**Exercise brief**:
Output the data exactly, with every line intact.

--- Begin ---

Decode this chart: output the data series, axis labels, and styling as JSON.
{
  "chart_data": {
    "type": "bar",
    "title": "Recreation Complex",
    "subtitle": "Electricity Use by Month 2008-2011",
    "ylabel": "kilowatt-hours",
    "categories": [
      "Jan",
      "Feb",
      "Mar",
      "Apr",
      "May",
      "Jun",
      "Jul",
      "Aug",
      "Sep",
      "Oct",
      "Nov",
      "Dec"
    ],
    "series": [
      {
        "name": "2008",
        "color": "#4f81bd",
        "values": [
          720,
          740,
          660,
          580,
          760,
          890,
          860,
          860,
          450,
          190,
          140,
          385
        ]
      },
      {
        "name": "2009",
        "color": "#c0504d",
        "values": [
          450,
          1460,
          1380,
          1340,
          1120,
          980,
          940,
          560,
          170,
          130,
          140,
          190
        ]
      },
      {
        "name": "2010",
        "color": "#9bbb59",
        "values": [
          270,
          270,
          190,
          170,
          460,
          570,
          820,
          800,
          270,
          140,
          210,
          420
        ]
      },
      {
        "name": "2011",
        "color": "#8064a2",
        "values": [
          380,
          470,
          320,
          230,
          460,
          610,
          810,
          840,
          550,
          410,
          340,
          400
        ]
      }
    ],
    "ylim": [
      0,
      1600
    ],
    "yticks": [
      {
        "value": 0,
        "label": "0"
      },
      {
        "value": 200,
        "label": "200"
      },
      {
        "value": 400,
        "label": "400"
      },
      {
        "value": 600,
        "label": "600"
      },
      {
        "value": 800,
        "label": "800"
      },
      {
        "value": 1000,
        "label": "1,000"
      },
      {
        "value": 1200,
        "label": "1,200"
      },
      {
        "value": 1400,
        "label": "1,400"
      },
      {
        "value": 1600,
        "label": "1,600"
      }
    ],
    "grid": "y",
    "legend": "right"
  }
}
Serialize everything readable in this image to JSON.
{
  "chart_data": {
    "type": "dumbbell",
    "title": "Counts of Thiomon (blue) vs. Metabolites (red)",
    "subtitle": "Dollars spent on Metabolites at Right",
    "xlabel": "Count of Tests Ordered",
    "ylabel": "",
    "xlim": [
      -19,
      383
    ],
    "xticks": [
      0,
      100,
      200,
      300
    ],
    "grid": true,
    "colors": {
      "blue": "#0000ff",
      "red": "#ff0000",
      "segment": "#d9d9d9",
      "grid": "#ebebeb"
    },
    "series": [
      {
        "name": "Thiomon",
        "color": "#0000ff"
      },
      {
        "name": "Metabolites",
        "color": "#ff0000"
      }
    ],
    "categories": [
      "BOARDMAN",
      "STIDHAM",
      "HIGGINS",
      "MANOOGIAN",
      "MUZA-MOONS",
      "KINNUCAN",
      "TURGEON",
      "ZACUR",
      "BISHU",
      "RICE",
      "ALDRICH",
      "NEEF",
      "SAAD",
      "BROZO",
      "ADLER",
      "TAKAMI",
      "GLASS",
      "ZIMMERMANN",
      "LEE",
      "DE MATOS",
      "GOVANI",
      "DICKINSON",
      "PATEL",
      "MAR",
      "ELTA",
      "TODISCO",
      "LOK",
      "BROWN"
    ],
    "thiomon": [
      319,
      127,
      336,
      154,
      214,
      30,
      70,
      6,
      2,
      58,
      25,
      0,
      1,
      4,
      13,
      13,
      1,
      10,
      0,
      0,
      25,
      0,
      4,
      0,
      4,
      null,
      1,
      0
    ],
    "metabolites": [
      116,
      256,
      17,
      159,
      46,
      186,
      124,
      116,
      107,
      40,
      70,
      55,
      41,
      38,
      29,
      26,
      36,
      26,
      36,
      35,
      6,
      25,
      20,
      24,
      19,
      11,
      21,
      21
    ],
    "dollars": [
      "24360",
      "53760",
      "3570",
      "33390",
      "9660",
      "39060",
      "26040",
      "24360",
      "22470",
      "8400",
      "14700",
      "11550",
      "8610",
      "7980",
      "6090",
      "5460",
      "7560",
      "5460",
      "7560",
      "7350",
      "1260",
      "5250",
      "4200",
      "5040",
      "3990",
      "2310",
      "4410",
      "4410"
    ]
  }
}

--- End ---

**Output for this exercise**:
Decode this chart: output the data series, axis labels, and styling as JSON.
{
  "chart_data": {
    "type": "bar",
    "title": "Recreation Complex",
    "subtitle": "Electricity Use by Month 2008-2011",
    "ylabel": "kilowatt-hours",
    "categories": [
      "Jan",
      "Feb",
      "Mar",
      "Apr",
      "May",
      "Jun",
      "Jul",
      "Aug",
      "Sep",
      "Oct",
      "Nov",
      "Dec"
    ],
    "series": [
      {
        "name": "2008",
        "color": "#4f81bd",
        "values": [
          720,
          740,
          660,
          580,
          760,
          890,
          860,
          860,
          450,
          190,
          140,
          385
        ]
      },
      {
        "name": "2009",
        "color": "#c0504d",
        "values": [
          450,
          1460,
          1380,
          1340,
          1120,
          980,
          940,
          560,
          170,
          130,
          140,
          190
        ]
      },
      {
        "name": "2010",
        "color": "#9bbb59",
        "values": [
          270,
          270,
          190,
          170,
          460,
          570,
          820,
          800,
          270,
          140,
          210,
          420
        ]
      },
      {
        "name": "2011",
        "color": "#8064a2",
        "values": [
          380,
          470,
          320,
          230,
          460,
          610,
          810,
          840,
          550,
          410,
          340,
          400
        ]
      }
    ],
    "ylim": [
      0,
      1600
    ],
    "yticks": [
      {
        "value": 0,
        "label": "0"
      },
      {
        "value": 200,
        "label": "200"
      },
      {
        "value": 400,
        "label": "400"
      },
      {
        "value": 600,
        "label": "600"
      },
      {
        "value": 800,
        "label": "800"
      },
      {
        "value": 1000,
        "label": "1,000"
      },
      {
        "value": 1200,
        "label": "1,200"
      },
      {
        "value": 1400,
        "label": "1,400"
      },
      {
        "value": 1600,
        "label": "1,600"
      }
    ],
    "grid": "y",
    "legend": "right"
  }
}
Serialize everything readable in this image to JSON.
{
  "chart_data": {
    "type": "dumbbell",
    "title": "Counts of Thiomon (blue) vs. Metabolites (red)",
    "subtitle": "Dollars spent on Metabolites at Right",
    "xlabel": "Count of Tests Ordered",
    "ylabel": "",
    "xlim": [
      -19,
      383
    ],
    "xticks": [
      0,
      100,
      200,
      300
    ],
    "grid": true,
    "colors": {
      "blue": "#0000ff",
      "red": "#ff0000",
      "segment": "#d9d9d9",
      "grid": "#ebebeb"
    },
    "series": [
      {
        "name": "Thiomon",
        "color": "#0000ff"
      },
      {
        "name": "Metabolites",
        "color": "#ff0000"
      }
    ],
    "categories": [
      "BOARDMAN",
      "STIDHAM",
      "HIGGINS",
      "MANOOGIAN",
      "MUZA-MOONS",
      "KINNUCAN",
      "TURGEON",
      "ZACUR",
      "BISHU",
      "RICE",
      "ALDRICH",
      "NEEF",
      "SAAD",
      "BROZO",
      "ADLER",
      "TAKAMI",
      "GLASS",
      "ZIMMERMANN",
      "LEE",
      "DE MATOS",
      "GOVANI",
      "DICKINSON",
      "PATEL",
      "MAR",
      "ELTA",
      "TODISCO",
      "LOK",
      "BROWN"
    ],
    "thiomon": [
      319,
      127,
      336,
      154,
      214,
      30,
      70,
      6,
      2,
      58,
      25,
      0,
      1,
      4,
      13,
      13,
      1,
      10,
      0,
      0,
      25,
      0,
      4,
      0,
      4,
      null,
      1,
      0
    ],
    "metabolites": [
      116,
      256,
      17,
      159,
      46,
      186,
      124,
      116,
      107,
      40,
      70,
      55,
      41,
      38,
      29,
      26,
      36,
      26,
      36,
      35,
      6,
      25,
      20,
      24,
      19,
      11,
      21,
      21
    ],
    "dollars": [
      "24360",
      "53760",
      "3570",
      "33390",
      "9660",
      "39060",
      "26040",
      "24360",
      "22470",
      "8400",
      "14700",
      "11550",
      "8610",
      "7980",
      "6090",
      "5460",
      "7560",
      "5460",
      "7560",
      "7350",
      "1260",
      "5250",
      "4200",
      "5040",
      "3990",
      "2310",
      "4410",
      "4410"
    ]
  }
}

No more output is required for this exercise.